Dataset records:
===
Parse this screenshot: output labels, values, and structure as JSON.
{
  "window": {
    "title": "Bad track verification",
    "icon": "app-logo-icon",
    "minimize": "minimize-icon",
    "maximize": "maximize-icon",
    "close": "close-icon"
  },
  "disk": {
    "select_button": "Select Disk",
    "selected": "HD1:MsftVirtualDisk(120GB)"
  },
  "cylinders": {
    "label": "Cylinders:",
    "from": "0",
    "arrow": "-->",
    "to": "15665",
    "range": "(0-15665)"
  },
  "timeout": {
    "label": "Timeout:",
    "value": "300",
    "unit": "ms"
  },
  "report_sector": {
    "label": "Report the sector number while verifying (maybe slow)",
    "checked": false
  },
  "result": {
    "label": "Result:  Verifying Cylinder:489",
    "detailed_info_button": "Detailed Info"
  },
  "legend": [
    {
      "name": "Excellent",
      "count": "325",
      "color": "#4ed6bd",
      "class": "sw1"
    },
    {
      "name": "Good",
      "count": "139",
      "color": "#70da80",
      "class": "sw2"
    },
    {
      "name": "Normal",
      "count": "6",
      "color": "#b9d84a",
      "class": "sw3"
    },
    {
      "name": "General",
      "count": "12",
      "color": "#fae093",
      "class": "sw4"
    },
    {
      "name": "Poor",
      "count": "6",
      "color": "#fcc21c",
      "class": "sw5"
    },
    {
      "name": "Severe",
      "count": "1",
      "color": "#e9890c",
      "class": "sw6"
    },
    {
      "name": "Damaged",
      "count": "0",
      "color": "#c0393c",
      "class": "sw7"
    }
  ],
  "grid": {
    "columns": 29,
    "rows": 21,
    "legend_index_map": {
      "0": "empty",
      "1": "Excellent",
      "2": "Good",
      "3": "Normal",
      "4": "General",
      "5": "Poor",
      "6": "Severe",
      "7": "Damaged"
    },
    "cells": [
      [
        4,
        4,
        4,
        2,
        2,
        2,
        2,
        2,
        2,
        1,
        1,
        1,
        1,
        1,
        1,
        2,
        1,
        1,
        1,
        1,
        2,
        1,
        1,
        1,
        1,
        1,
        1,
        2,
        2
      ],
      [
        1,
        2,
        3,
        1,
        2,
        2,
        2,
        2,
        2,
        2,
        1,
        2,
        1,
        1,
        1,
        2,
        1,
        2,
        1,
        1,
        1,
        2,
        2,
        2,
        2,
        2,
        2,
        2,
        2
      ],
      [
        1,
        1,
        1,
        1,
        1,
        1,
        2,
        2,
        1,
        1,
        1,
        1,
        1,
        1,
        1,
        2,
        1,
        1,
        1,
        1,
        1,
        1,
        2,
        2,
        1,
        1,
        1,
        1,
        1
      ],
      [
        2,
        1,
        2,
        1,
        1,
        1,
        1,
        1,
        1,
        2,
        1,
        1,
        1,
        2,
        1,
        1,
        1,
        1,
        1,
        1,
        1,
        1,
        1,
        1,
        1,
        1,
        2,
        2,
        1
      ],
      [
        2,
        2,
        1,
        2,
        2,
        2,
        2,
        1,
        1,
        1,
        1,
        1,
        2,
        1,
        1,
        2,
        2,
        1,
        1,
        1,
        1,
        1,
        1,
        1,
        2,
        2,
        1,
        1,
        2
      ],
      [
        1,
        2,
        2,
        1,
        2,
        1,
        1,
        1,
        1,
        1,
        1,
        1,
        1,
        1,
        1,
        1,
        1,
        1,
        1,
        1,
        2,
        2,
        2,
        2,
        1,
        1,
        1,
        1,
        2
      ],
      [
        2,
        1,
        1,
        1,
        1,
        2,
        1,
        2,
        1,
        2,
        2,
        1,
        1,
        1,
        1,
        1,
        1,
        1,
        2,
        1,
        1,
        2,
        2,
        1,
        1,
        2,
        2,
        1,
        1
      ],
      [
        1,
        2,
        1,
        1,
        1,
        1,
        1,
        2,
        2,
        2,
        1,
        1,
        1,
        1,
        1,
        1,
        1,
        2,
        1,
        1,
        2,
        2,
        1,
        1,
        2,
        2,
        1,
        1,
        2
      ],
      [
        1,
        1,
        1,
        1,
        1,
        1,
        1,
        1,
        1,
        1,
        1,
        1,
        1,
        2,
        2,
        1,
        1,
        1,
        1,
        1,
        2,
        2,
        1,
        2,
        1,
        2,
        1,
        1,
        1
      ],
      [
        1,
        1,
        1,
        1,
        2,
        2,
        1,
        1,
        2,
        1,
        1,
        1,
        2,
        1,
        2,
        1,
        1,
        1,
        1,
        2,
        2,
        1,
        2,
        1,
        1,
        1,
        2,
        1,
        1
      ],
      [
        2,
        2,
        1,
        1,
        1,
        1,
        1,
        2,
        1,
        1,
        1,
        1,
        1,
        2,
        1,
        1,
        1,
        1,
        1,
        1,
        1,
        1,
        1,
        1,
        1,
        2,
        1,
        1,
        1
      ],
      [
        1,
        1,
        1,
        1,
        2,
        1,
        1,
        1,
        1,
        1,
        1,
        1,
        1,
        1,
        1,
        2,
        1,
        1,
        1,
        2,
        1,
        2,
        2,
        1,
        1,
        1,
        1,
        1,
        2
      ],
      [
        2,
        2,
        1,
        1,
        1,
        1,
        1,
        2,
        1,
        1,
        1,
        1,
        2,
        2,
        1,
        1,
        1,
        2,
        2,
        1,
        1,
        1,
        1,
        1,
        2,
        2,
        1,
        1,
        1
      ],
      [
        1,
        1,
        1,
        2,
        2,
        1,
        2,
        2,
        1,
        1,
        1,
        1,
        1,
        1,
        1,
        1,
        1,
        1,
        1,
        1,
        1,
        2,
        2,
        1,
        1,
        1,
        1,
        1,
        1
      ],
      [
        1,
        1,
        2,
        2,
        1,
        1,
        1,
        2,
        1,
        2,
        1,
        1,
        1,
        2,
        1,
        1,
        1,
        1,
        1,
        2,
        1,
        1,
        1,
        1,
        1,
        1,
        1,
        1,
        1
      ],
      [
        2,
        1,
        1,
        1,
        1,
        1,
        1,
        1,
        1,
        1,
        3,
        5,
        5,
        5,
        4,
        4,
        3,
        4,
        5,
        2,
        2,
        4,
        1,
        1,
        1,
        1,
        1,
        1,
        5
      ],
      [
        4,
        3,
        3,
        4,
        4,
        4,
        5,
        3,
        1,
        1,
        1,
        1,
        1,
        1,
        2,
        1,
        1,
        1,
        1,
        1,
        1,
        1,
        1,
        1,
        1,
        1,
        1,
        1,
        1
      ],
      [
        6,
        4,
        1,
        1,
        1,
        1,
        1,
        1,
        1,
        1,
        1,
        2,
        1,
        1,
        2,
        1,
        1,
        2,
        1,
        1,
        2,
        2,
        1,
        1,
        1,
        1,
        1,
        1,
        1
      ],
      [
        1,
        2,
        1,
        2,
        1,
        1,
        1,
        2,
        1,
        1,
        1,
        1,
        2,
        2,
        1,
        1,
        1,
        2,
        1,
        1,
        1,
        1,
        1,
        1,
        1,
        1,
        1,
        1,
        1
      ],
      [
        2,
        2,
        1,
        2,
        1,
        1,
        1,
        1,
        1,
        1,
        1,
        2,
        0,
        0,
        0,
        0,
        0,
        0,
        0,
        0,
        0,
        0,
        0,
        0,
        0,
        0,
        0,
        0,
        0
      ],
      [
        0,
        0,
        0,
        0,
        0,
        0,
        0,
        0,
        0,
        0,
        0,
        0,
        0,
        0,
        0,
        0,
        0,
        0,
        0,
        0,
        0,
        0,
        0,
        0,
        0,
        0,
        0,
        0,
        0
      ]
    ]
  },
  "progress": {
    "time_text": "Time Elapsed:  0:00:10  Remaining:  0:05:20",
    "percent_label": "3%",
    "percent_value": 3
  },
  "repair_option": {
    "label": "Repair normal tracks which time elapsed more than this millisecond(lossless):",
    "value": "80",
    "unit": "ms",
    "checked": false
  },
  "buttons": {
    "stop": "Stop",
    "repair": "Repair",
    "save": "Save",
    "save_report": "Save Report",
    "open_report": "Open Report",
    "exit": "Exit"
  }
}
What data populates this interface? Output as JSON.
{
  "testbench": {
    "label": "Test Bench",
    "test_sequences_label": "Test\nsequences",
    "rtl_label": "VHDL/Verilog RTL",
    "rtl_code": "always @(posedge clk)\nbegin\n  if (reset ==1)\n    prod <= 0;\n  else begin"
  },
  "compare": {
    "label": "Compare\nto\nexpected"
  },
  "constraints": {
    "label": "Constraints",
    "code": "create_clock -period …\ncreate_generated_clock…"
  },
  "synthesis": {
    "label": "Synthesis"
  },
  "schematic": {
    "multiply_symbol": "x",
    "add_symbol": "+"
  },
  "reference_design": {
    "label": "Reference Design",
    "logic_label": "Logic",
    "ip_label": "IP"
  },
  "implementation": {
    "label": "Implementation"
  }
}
===
Extract, verbatim, the lines from the one containing "What data populates" through the last line of the listing above.

What data populates this interface? Output as JSON.
{
  "testbench": {
    "label": "Test Bench",
    "test_sequences_label": "Test\nsequences",
    "rtl_label": "VHDL/Verilog RTL",
    "rtl_code": "always @(posedge clk)\nbegin\n  if (reset ==1)\n    prod <= 0;\n  else begin"
  },
  "compare": {
    "label": "Compare\nto\nexpected"
  },
  "constraints": {
    "label": "Constraints",
    "code": "create_clock -period …\ncreate_generated_clock…"
  },
  "synthesis": {
    "label": "Synthesis"
  },
  "schematic": {
    "multiply_symbol": "x",
    "add_symbol": "+"
  },
  "reference_design": {
    "label": "Reference Design",
    "logic_label": "Logic",
    "ip_label": "IP"
  },
  "implementation": {
    "label": "Implementation"
  }
}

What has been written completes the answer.